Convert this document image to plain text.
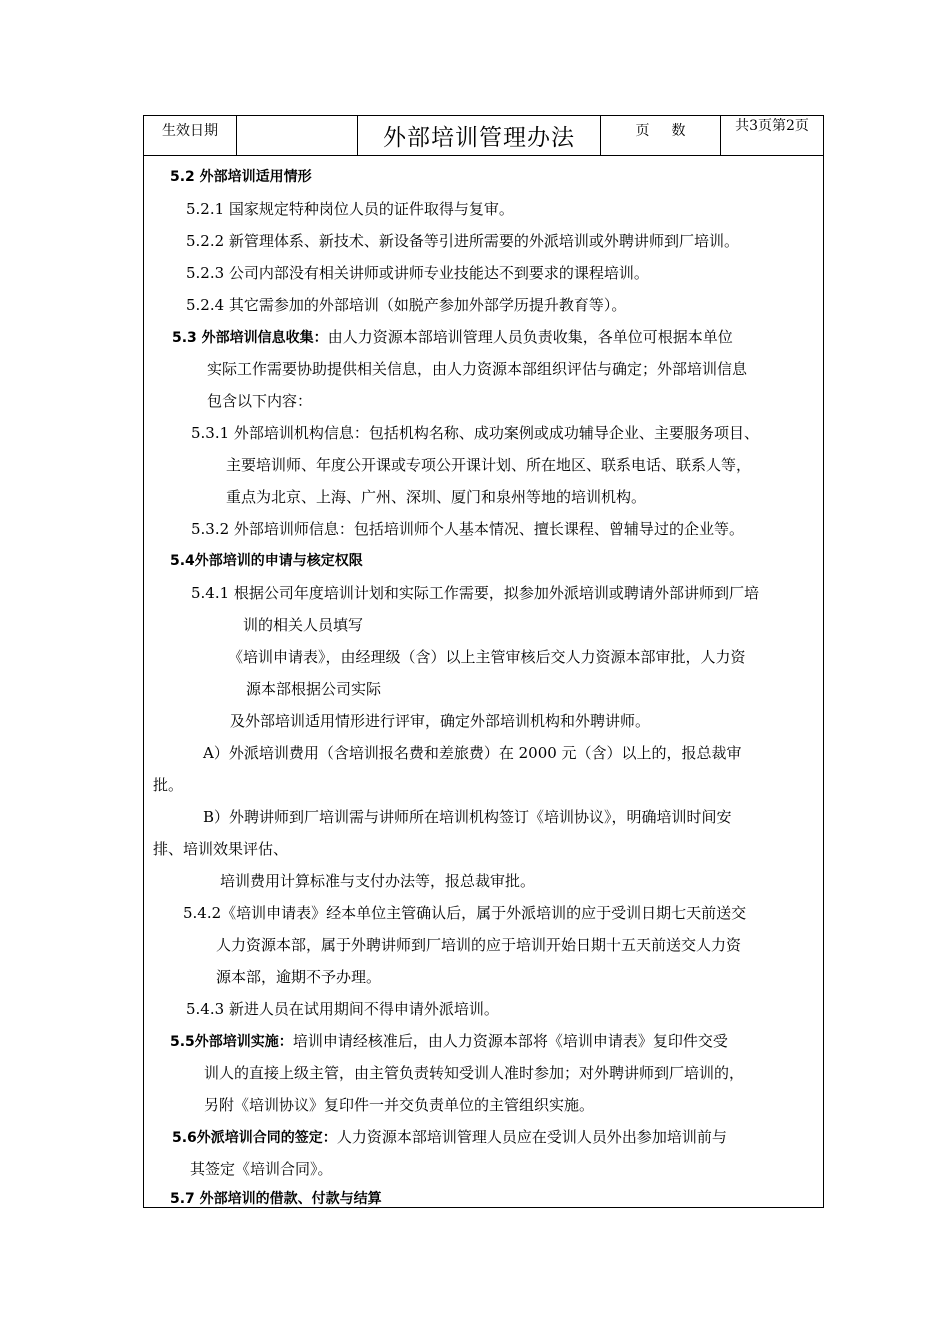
生效日期	外部培训管理办法	页数	共3页第2页
5.2 外部培训适用情形
5.2.1 国家规定特种岗位人员的证件取得与复审。
5.2.2 新管理体系、新技术、新设备等引进所需要的外派培训或外聘讲师到厂培训。
5.2.3 公司内部没有相关讲师或讲师专业技能达不到要求的课程培训。
5.2.4 其它需参加的外部培训（如脱产参加外部学历提升教育等）。
5.3 外部培训信息收集：由人力资源本部培训管理人员负责收集，各单位可根据本单位
实际工作需要协助提供相关信息，由人力资源本部组织评估与确定；外部培训信息
包含以下内容：
5.3.1 外部培训机构信息：包括机构名称、成功案例或成功辅导企业、主要服务项目、
主要培训师、年度公开课或专项公开课计划、所在地区、联系电话、联系人等，
重点为北京、上海、广州、深圳、厦门和泉州等地的培训机构。
5.3.2 外部培训师信息：包括培训师个人基本情况、擅长课程、曾辅导过的企业等。
5.4外部培训的申请与核定权限
5.4.1 根据公司年度培训计划和实际工作需要，拟参加外派培训或聘请外部讲师到厂培
训的相关人员填写
《培训申请表》，由经理级（含）以上主管审核后交人力资源本部审批，人力资
源本部根据公司实际
及外部培训适用情形进行评审，确定外部培训机构和外聘讲师。
A）外派培训费用（含培训报名费和差旅费）在 2000 元（含）以上的，报总裁审
批。
B）外聘讲师到厂培训需与讲师所在培训机构签订《培训协议》，明确培训时间安
排、培训效果评估、
培训费用计算标准与支付办法等，报总裁审批。
5.4.2《培训申请表》经本单位主管确认后，属于外派培训的应于受训日期七天前送交
人力资源本部，属于外聘讲师到厂培训的应于培训开始日期十五天前送交人力资
源本部，逾期不予办理。
5.4.3 新进人员在试用期间不得申请外派培训。
5.5外部培训实施：培训申请经核准后，由人力资源本部将《培训申请表》复印件交受
训人的直接上级主管，由主管负责转知受训人准时参加；对外聘讲师到厂培训的，
另附《培训协议》复印件一并交负责单位的主管组织实施。
5.6外派培训合同的签定：人力资源本部培训管理人员应在受训人员外出参加培训前与
其签定《培训合同》。
5.7 外部培训的借款、付款与结算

----------

What you have to do:
Your task is to list each line of the records with the word "培训协议".

Complete answer:
B）外聘讲师到厂培训需与讲师所在培训机构签订《培训协议》，明确培训时间安
另附《培训协议》复印件一并交负责单位的主管组织实施。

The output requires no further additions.